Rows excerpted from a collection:
════

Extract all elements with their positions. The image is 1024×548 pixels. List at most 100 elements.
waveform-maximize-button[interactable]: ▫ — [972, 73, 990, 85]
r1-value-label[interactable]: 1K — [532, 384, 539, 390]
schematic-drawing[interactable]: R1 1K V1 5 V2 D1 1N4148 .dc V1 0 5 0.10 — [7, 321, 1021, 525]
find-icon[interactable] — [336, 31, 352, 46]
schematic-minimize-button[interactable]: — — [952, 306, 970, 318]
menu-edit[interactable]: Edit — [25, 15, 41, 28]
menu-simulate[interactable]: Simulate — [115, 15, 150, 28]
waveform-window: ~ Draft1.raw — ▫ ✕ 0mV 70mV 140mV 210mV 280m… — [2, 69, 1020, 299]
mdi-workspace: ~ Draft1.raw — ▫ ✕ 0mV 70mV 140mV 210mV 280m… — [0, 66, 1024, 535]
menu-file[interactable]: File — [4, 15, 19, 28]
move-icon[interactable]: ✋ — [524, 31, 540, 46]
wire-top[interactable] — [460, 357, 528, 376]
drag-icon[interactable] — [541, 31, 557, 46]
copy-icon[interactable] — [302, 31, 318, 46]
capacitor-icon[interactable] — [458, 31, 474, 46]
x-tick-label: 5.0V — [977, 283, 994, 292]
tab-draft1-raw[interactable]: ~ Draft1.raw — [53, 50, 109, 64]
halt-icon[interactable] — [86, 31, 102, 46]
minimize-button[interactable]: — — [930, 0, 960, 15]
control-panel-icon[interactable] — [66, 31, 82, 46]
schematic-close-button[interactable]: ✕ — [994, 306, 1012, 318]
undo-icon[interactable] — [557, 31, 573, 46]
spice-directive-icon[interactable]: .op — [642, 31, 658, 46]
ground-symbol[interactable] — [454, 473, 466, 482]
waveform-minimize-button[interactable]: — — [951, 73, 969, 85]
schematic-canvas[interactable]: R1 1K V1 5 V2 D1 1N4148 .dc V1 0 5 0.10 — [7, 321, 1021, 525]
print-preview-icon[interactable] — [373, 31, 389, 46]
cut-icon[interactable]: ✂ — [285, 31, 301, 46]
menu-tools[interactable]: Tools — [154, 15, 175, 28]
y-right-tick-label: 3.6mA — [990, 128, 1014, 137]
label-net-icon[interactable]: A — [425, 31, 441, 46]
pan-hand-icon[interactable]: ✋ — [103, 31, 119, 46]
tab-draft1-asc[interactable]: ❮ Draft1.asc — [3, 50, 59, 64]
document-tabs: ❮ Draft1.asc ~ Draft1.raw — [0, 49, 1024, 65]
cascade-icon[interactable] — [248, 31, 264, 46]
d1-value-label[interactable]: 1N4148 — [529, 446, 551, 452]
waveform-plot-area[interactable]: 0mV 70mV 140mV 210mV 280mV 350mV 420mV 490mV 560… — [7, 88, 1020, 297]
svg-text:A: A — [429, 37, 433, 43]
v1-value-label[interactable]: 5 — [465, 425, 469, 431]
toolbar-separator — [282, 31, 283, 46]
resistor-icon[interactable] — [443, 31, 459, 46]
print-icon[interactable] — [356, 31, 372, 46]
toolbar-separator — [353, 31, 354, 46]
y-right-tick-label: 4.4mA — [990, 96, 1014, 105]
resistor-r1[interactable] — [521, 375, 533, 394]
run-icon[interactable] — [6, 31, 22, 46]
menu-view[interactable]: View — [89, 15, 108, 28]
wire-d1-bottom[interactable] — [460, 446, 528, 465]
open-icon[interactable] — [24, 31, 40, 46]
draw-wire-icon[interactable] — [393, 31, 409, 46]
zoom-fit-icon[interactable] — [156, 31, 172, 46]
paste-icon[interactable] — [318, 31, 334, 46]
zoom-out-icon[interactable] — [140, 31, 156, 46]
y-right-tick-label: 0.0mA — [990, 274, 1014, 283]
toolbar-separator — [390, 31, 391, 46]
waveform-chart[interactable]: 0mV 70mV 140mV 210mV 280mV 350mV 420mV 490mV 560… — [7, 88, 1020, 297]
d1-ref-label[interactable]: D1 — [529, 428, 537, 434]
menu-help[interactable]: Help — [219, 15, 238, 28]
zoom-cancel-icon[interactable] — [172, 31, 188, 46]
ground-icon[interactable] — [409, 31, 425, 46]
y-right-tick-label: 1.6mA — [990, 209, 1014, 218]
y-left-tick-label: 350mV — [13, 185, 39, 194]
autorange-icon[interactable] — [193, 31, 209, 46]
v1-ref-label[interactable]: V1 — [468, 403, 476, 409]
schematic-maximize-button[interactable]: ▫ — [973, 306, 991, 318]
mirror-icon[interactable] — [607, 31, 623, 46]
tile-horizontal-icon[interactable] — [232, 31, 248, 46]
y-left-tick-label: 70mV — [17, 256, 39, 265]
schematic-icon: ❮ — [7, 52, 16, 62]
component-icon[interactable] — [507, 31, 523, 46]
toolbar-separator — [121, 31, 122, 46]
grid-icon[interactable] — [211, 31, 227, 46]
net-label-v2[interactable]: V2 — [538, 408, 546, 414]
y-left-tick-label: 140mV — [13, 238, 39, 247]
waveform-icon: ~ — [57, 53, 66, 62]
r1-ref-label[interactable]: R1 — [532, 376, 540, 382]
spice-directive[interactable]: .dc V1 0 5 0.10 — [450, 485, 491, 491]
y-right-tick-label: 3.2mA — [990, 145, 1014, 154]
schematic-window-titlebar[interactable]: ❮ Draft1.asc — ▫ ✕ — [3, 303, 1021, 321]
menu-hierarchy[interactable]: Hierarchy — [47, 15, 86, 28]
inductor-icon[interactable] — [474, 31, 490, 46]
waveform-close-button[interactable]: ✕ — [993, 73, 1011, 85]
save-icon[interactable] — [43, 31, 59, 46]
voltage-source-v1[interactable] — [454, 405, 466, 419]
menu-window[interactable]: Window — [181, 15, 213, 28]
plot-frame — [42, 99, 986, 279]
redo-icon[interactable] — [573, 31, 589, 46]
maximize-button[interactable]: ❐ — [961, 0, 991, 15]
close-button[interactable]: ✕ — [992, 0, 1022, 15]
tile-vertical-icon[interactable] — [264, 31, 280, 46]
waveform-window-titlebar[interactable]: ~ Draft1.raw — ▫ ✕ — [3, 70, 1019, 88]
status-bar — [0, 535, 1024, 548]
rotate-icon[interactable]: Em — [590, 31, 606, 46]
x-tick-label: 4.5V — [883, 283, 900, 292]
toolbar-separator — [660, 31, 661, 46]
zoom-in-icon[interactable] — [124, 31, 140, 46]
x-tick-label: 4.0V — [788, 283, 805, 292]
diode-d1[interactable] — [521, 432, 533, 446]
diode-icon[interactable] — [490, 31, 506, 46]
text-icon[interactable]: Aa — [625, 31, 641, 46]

════

Print every line of the rows above again, word for word, with nothing changed.

_CORRECT ANSWER:_
Extract all elements with their positions. The image is 1024×548 pixels. List at most 100 elements.
waveform-maximize-button[interactable]: ▫ — [972, 73, 990, 85]
r1-value-label[interactable]: 1K — [532, 384, 539, 390]
schematic-drawing[interactable]: R1 1K V1 5 V2 D1 1N4148 .dc V1 0 5 0.10 — [7, 321, 1021, 525]
find-icon[interactable] — [336, 31, 352, 46]
schematic-minimize-button[interactable]: — — [952, 306, 970, 318]
menu-edit[interactable]: Edit — [25, 15, 41, 28]
menu-simulate[interactable]: Simulate — [115, 15, 150, 28]
waveform-window: ~ Draft1.raw — ▫ ✕ 0mV 70mV 140mV 210mV 280m… — [2, 69, 1020, 299]
mdi-workspace: ~ Draft1.raw — ▫ ✕ 0mV 70mV 140mV 210mV 280m… — [0, 66, 1024, 535]
menu-file[interactable]: File — [4, 15, 19, 28]
move-icon[interactable]: ✋ — [524, 31, 540, 46]
wire-top[interactable] — [460, 357, 528, 376]
drag-icon[interactable] — [541, 31, 557, 46]
copy-icon[interactable] — [302, 31, 318, 46]
capacitor-icon[interactable] — [458, 31, 474, 46]
x-tick-label: 5.0V — [977, 283, 994, 292]
tab-draft1-raw[interactable]: ~ Draft1.raw — [53, 50, 109, 64]
halt-icon[interactable] — [86, 31, 102, 46]
minimize-button[interactable]: — — [930, 0, 960, 15]
control-panel-icon[interactable] — [66, 31, 82, 46]
schematic-close-button[interactable]: ✕ — [994, 306, 1012, 318]
undo-icon[interactable] — [557, 31, 573, 46]
spice-directive-icon[interactable]: .op — [642, 31, 658, 46]
ground-symbol[interactable] — [454, 473, 466, 482]
waveform-minimize-button[interactable]: — — [951, 73, 969, 85]
schematic-canvas[interactable]: R1 1K V1 5 V2 D1 1N4148 .dc V1 0 5 0.10 — [7, 321, 1021, 525]
print-preview-icon[interactable] — [373, 31, 389, 46]
cut-icon[interactable]: ✂ — [285, 31, 301, 46]
menu-tools[interactable]: Tools — [154, 15, 175, 28]
y-right-tick-label: 3.6mA — [990, 128, 1014, 137]
label-net-icon[interactable]: A — [425, 31, 441, 46]
pan-hand-icon[interactable]: ✋ — [103, 31, 119, 46]
tab-draft1-asc[interactable]: ❮ Draft1.asc — [3, 50, 59, 64]
document-tabs: ❮ Draft1.asc ~ Draft1.raw — [0, 49, 1024, 65]
cascade-icon[interactable] — [248, 31, 264, 46]
d1-value-label[interactable]: 1N4148 — [529, 446, 551, 452]
waveform-plot-area[interactable]: 0mV 70mV 140mV 210mV 280mV 350mV 420mV 490mV 560… — [7, 88, 1020, 297]
svg-text:A: A — [429, 37, 433, 43]
v1-value-label[interactable]: 5 — [465, 425, 469, 431]
toolbar-separator — [282, 31, 283, 46]
resistor-icon[interactable] — [443, 31, 459, 46]
print-icon[interactable] — [356, 31, 372, 46]
toolbar-separator — [353, 31, 354, 46]
y-right-tick-label: 4.4mA — [990, 96, 1014, 105]
resistor-r1[interactable] — [521, 375, 533, 394]
run-icon[interactable] — [6, 31, 22, 46]
menu-view[interactable]: View — [89, 15, 108, 28]
wire-d1-bottom[interactable] — [460, 446, 528, 465]
open-icon[interactable] — [24, 31, 40, 46]
draw-wire-icon[interactable] — [393, 31, 409, 46]
zoom-fit-icon[interactable] — [156, 31, 172, 46]
paste-icon[interactable] — [318, 31, 334, 46]
zoom-out-icon[interactable] — [140, 31, 156, 46]
y-right-tick-label: 0.0mA — [990, 274, 1014, 283]
toolbar-separator — [390, 31, 391, 46]
waveform-chart[interactable]: 0mV 70mV 140mV 210mV 280mV 350mV 420mV 490mV 560… — [7, 88, 1020, 297]
d1-ref-label[interactable]: D1 — [529, 428, 537, 434]
menu-help[interactable]: Help — [219, 15, 238, 28]
zoom-cancel-icon[interactable] — [172, 31, 188, 46]
ground-icon[interactable] — [409, 31, 425, 46]
y-right-tick-label: 1.6mA — [990, 209, 1014, 218]
y-left-tick-label: 350mV — [13, 185, 39, 194]
autorange-icon[interactable] — [193, 31, 209, 46]
v1-ref-label[interactable]: V1 — [468, 403, 476, 409]
schematic-maximize-button[interactable]: ▫ — [973, 306, 991, 318]
mirror-icon[interactable] — [607, 31, 623, 46]
tile-horizontal-icon[interactable] — [232, 31, 248, 46]
y-left-tick-label: 70mV — [17, 256, 39, 265]
schematic-icon: ❮ — [7, 52, 16, 62]
component-icon[interactable] — [507, 31, 523, 46]
toolbar-separator — [121, 31, 122, 46]
grid-icon[interactable] — [211, 31, 227, 46]
net-label-v2[interactable]: V2 — [538, 408, 546, 414]
y-left-tick-label: 140mV — [13, 238, 39, 247]
waveform-icon: ~ — [57, 53, 66, 62]
r1-ref-label[interactable]: R1 — [532, 376, 540, 382]
spice-directive[interactable]: .dc V1 0 5 0.10 — [450, 485, 491, 491]
y-right-tick-label: 3.2mA — [990, 145, 1014, 154]
schematic-window-titlebar[interactable]: ❮ Draft1.asc — ▫ ✕ — [3, 303, 1021, 321]
menu-hierarchy[interactable]: Hierarchy — [47, 15, 86, 28]
inductor-icon[interactable] — [474, 31, 490, 46]
waveform-close-button[interactable]: ✕ — [993, 73, 1011, 85]
save-icon[interactable] — [43, 31, 59, 46]
voltage-source-v1[interactable] — [454, 405, 466, 419]
menu-window[interactable]: Window — [181, 15, 213, 28]
plot-frame — [42, 99, 986, 279]
redo-icon[interactable] — [573, 31, 589, 46]
maximize-button[interactable]: ❐ — [961, 0, 991, 15]
close-button[interactable]: ✕ — [992, 0, 1022, 15]
tile-vertical-icon[interactable] — [264, 31, 280, 46]
waveform-window-titlebar[interactable]: ~ Draft1.raw — ▫ ✕ — [3, 70, 1019, 88]
status-bar — [0, 535, 1024, 548]
rotate-icon[interactable]: Em — [590, 31, 606, 46]
x-tick-label: 4.5V — [883, 283, 900, 292]
toolbar-separator — [660, 31, 661, 46]
zoom-in-icon[interactable] — [124, 31, 140, 46]
x-tick-label: 4.0V — [788, 283, 805, 292]
diode-d1[interactable] — [521, 432, 533, 446]
diode-icon[interactable] — [490, 31, 506, 46]
text-icon[interactable]: Aa — [625, 31, 641, 46]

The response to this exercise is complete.